== Directions for this task ==
Copy out all of the material exactly as presented.

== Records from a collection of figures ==
----
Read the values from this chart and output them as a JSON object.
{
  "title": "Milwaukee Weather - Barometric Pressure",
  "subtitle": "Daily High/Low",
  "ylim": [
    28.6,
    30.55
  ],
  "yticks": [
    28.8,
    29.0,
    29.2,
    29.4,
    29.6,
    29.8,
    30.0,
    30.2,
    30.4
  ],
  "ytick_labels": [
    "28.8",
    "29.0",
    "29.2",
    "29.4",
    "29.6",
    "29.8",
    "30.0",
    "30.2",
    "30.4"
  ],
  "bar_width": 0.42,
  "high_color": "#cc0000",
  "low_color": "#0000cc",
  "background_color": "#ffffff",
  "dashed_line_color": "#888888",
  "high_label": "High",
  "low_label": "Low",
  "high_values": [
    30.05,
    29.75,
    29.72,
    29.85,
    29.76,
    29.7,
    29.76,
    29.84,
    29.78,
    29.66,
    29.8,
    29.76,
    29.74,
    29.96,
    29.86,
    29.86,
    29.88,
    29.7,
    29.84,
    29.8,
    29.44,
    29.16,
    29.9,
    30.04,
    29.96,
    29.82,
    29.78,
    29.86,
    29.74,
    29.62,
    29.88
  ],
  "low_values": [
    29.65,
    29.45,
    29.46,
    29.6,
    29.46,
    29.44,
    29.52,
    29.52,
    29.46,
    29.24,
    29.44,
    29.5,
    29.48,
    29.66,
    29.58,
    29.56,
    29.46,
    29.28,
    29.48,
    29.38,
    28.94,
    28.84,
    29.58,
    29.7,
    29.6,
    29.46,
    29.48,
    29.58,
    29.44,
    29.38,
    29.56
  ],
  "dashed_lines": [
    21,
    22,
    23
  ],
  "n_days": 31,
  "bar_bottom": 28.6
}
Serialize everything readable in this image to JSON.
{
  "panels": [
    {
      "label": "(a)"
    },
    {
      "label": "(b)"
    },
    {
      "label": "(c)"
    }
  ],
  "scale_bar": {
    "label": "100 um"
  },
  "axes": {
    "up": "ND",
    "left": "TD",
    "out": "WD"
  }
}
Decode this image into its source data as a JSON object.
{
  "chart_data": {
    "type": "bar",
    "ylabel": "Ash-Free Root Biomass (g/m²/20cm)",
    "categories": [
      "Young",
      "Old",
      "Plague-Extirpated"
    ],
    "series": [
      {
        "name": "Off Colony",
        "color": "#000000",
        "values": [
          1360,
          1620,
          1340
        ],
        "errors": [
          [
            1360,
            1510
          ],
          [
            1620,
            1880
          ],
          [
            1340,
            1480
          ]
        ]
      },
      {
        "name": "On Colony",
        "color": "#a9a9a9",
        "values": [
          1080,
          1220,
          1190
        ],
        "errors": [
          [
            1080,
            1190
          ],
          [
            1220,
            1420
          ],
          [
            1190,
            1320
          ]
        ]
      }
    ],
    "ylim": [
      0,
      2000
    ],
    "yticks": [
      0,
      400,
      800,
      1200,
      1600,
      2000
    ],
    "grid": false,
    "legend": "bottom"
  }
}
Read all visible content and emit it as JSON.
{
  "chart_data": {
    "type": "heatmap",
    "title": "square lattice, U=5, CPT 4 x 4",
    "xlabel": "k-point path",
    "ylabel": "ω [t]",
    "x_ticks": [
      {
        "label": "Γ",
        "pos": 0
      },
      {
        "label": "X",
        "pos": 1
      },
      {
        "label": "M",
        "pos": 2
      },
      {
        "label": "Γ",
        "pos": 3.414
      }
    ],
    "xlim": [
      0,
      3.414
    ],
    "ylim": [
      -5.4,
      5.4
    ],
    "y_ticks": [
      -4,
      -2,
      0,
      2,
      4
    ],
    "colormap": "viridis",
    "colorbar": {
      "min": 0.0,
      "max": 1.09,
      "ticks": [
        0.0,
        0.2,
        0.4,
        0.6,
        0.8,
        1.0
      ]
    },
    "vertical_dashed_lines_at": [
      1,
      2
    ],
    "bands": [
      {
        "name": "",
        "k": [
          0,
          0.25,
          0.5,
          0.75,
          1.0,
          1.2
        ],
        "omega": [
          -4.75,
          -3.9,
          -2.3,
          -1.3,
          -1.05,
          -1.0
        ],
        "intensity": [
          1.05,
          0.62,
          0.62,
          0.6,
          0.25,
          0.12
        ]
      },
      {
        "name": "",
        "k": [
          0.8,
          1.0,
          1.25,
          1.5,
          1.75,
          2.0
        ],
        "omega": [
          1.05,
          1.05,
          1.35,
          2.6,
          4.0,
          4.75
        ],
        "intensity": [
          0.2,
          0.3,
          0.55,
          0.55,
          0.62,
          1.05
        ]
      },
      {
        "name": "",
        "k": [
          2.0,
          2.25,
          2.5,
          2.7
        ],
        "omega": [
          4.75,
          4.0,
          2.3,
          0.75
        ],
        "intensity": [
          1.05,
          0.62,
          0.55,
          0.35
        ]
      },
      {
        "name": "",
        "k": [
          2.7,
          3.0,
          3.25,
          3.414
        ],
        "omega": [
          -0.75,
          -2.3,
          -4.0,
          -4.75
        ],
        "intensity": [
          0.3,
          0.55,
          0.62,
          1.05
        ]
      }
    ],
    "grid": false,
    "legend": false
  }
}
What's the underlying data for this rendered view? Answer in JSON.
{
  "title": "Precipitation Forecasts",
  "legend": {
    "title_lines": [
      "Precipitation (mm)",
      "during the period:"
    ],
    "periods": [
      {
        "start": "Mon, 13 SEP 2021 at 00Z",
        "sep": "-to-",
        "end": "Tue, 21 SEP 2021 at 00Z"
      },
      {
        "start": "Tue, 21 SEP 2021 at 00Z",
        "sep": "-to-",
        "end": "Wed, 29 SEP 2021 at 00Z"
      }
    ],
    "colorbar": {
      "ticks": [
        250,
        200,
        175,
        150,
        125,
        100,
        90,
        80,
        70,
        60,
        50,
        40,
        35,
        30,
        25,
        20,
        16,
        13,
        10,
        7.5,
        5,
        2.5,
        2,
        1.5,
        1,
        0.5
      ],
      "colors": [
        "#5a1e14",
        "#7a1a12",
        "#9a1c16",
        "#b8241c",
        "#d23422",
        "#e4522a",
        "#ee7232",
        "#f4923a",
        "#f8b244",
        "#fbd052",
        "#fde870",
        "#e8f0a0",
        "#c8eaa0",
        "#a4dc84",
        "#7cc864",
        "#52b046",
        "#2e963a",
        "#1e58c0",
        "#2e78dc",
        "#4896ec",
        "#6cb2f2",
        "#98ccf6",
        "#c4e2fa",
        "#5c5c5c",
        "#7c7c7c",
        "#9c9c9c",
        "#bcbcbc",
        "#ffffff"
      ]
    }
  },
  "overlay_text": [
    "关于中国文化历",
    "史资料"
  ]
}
----
== Completed exercise ==
Read the values from this chart and output them as a JSON object.
{
  "title": "Milwaukee Weather - Barometric Pressure",
  "subtitle": "Daily High/Low",
  "ylim": [
    28.6,
    30.55
  ],
  "yticks": [
    28.8,
    29.0,
    29.2,
    29.4,
    29.6,
    29.8,
    30.0,
    30.2,
    30.4
  ],
  "ytick_labels": [
    "28.8",
    "29.0",
    "29.2",
    "29.4",
    "29.6",
    "29.8",
    "30.0",
    "30.2",
    "30.4"
  ],
  "bar_width": 0.42,
  "high_color": "#cc0000",
  "low_color": "#0000cc",
  "background_color": "#ffffff",
  "dashed_line_color": "#888888",
  "high_label": "High",
  "low_label": "Low",
  "high_values": [
    30.05,
    29.75,
    29.72,
    29.85,
    29.76,
    29.7,
    29.76,
    29.84,
    29.78,
    29.66,
    29.8,
    29.76,
    29.74,
    29.96,
    29.86,
    29.86,
    29.88,
    29.7,
    29.84,
    29.8,
    29.44,
    29.16,
    29.9,
    30.04,
    29.96,
    29.82,
    29.78,
    29.86,
    29.74,
    29.62,
    29.88
  ],
  "low_values": [
    29.65,
    29.45,
    29.46,
    29.6,
    29.46,
    29.44,
    29.52,
    29.52,
    29.46,
    29.24,
    29.44,
    29.5,
    29.48,
    29.66,
    29.58,
    29.56,
    29.46,
    29.28,
    29.48,
    29.38,
    28.94,
    28.84,
    29.58,
    29.7,
    29.6,
    29.46,
    29.48,
    29.58,
    29.44,
    29.38,
    29.56
  ],
  "dashed_lines": [
    21,
    22,
    23
  ],
  "n_days": 31,
  "bar_bottom": 28.6
}
Serialize everything readable in this image to JSON.
{
  "panels": [
    {
      "label": "(a)"
    },
    {
      "label": "(b)"
    },
    {
      "label": "(c)"
    }
  ],
  "scale_bar": {
    "label": "100 um"
  },
  "axes": {
    "up": "ND",
    "left": "TD",
    "out": "WD"
  }
}
Decode this image into its source data as a JSON object.
{
  "chart_data": {
    "type": "bar",
    "ylabel": "Ash-Free Root Biomass (g/m²/20cm)",
    "categories": [
      "Young",
      "Old",
      "Plague-Extirpated"
    ],
    "series": [
      {
        "name": "Off Colony",
        "color": "#000000",
        "values": [
          1360,
          1620,
          1340
        ],
        "errors": [
          [
            1360,
            1510
          ],
          [
            1620,
            1880
          ],
          [
            1340,
            1480
          ]
        ]
      },
      {
        "name": "On Colony",
        "color": "#a9a9a9",
        "values": [
          1080,
          1220,
          1190
        ],
        "errors": [
          [
            1080,
            1190
          ],
          [
            1220,
            1420
          ],
          [
            1190,
            1320
          ]
        ]
      }
    ],
    "ylim": [
      0,
      2000
    ],
    "yticks": [
      0,
      400,
      800,
      1200,
      1600,
      2000
    ],
    "grid": false,
    "legend": "bottom"
  }
}
Read all visible content and emit it as JSON.
{
  "chart_data": {
    "type": "heatmap",
    "title": "square lattice, U=5, CPT 4 x 4",
    "xlabel": "k-point path",
    "ylabel": "ω [t]",
    "x_ticks": [
      {
        "label": "Γ",
        "pos": 0
      },
      {
        "label": "X",
        "pos": 1
      },
      {
        "label": "M",
        "pos": 2
      },
      {
        "label": "Γ",
        "pos": 3.414
      }
    ],
    "xlim": [
      0,
      3.414
    ],
    "ylim": [
      -5.4,
      5.4
    ],
    "y_ticks": [
      -4,
      -2,
      0,
      2,
      4
    ],
    "colormap": "viridis",
    "colorbar": {
      "min": 0.0,
      "max": 1.09,
      "ticks": [
        0.0,
        0.2,
        0.4,
        0.6,
        0.8,
        1.0
      ]
    },
    "vertical_dashed_lines_at": [
      1,
      2
    ],
    "bands": [
      {
        "name": "",
        "k": [
          0,
          0.25,
          0.5,
          0.75,
          1.0,
          1.2
        ],
        "omega": [
          -4.75,
          -3.9,
          -2.3,
          -1.3,
          -1.05,
          -1.0
        ],
        "intensity": [
          1.05,
          0.62,
          0.62,
          0.6,
          0.25,
          0.12
        ]
      },
      {
        "name": "",
        "k": [
          0.8,
          1.0,
          1.25,
          1.5,
          1.75,
          2.0
        ],
        "omega": [
          1.05,
          1.05,
          1.35,
          2.6,
          4.0,
          4.75
        ],
        "intensity": [
          0.2,
          0.3,
          0.55,
          0.55,
          0.62,
          1.05
        ]
      },
      {
        "name": "",
        "k": [
          2.0,
          2.25,
          2.5,
          2.7
        ],
        "omega": [
          4.75,
          4.0,
          2.3,
          0.75
        ],
        "intensity": [
          1.05,
          0.62,
          0.55,
          0.35
        ]
      },
      {
        "name": "",
        "k": [
          2.7,
          3.0,
          3.25,
          3.414
        ],
        "omega": [
          -0.75,
          -2.3,
          -4.0,
          -4.75
        ],
        "intensity": [
          0.3,
          0.55,
          0.62,
          1.05
        ]
      }
    ],
    "grid": false,
    "legend": false
  }
}
What's the underlying data for this rendered view? Answer in JSON.
{
  "title": "Precipitation Forecasts",
  "legend": {
    "title_lines": [
      "Precipitation (mm)",
      "during the period:"
    ],
    "periods": [
      {
        "start": "Mon, 13 SEP 2021 at 00Z",
        "sep": "-to-",
        "end": "Tue, 21 SEP 2021 at 00Z"
      },
      {
        "start": "Tue, 21 SEP 2021 at 00Z",
        "sep": "-to-",
        "end": "Wed, 29 SEP 2021 at 00Z"
      }
    ],
    "colorbar": {
      "ticks": [
        250,
        200,
        175,
        150,
        125,
        100,
        90,
        80,
        70,
        60,
        50,
        40,
        35,
        30,
        25,
        20,
        16,
        13,
        10,
        7.5,
        5,
        2.5,
        2,
        1.5,
        1,
        0.5
      ],
      "colors": [
        "#5a1e14",
        "#7a1a12",
        "#9a1c16",
        "#b8241c",
        "#d23422",
        "#e4522a",
        "#ee7232",
        "#f4923a",
        "#f8b244",
        "#fbd052",
        "#fde870",
        "#e8f0a0",
        "#c8eaa0",
        "#a4dc84",
        "#7cc864",
        "#52b046",
        "#2e963a",
        "#1e58c0",
        "#2e78dc",
        "#4896ec",
        "#6cb2f2",
        "#98ccf6",
        "#c4e2fa",
        "#5c5c5c",
        "#7c7c7c",
        "#9c9c9c",
        "#bcbcbc",
        "#ffffff"
      ]
    }
  },
  "overlay_text": [
    "关于中国文化历",
    "史资料"
  ]
}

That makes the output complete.